YOUR TASK: Gather up all lines that carry the word "灵活的思维方式".

Items from a data source:
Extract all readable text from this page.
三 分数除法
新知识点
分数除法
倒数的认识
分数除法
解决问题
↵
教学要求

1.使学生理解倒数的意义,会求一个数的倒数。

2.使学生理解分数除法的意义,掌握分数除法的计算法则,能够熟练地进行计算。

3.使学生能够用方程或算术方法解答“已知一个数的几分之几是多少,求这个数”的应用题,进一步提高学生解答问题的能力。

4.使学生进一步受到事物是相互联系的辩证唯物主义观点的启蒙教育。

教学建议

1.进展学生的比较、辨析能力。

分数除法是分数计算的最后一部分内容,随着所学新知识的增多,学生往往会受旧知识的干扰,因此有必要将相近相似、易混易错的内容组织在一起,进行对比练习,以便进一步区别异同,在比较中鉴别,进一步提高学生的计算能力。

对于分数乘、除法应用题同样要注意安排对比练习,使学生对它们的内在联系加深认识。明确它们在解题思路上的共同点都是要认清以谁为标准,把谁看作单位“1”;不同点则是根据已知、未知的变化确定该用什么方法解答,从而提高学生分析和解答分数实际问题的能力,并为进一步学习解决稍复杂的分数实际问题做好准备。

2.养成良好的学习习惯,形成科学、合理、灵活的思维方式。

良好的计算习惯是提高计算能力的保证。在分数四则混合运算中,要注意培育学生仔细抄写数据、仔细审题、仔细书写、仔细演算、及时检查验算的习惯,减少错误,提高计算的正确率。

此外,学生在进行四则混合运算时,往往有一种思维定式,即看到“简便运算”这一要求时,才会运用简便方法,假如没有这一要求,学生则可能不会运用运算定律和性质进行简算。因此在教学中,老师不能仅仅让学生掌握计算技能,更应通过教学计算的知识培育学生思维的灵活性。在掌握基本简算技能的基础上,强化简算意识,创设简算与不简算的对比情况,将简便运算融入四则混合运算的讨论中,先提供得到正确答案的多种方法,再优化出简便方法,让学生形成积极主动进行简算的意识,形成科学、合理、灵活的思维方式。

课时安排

WRITTEN SOLUTION:
2.养成良好的学习习惯,形成科学、合理、灵活的思维方式。
此外,学生在进行四则混合运算时,往往有一种思维定式,即看到“简便运算”这一要求时,才会运用简便方法,假如没有这一要求,学生则可能不会运用运算定律和性质进行简算。因此在教学中,老师不能仅仅让学生掌握计算技能,更应通过教学计算的知识培育学生思维的灵活性。在掌握基本简算技能的基础上,强化简算意识,创设简算与不简算的对比情况,将简便运算融入四则混合运算的讨论中,先提供得到正确答案的多种方法,再优化出简便方法,让学生形成积极主动进行简算的意识,形成科学、合理、灵活的思维方式。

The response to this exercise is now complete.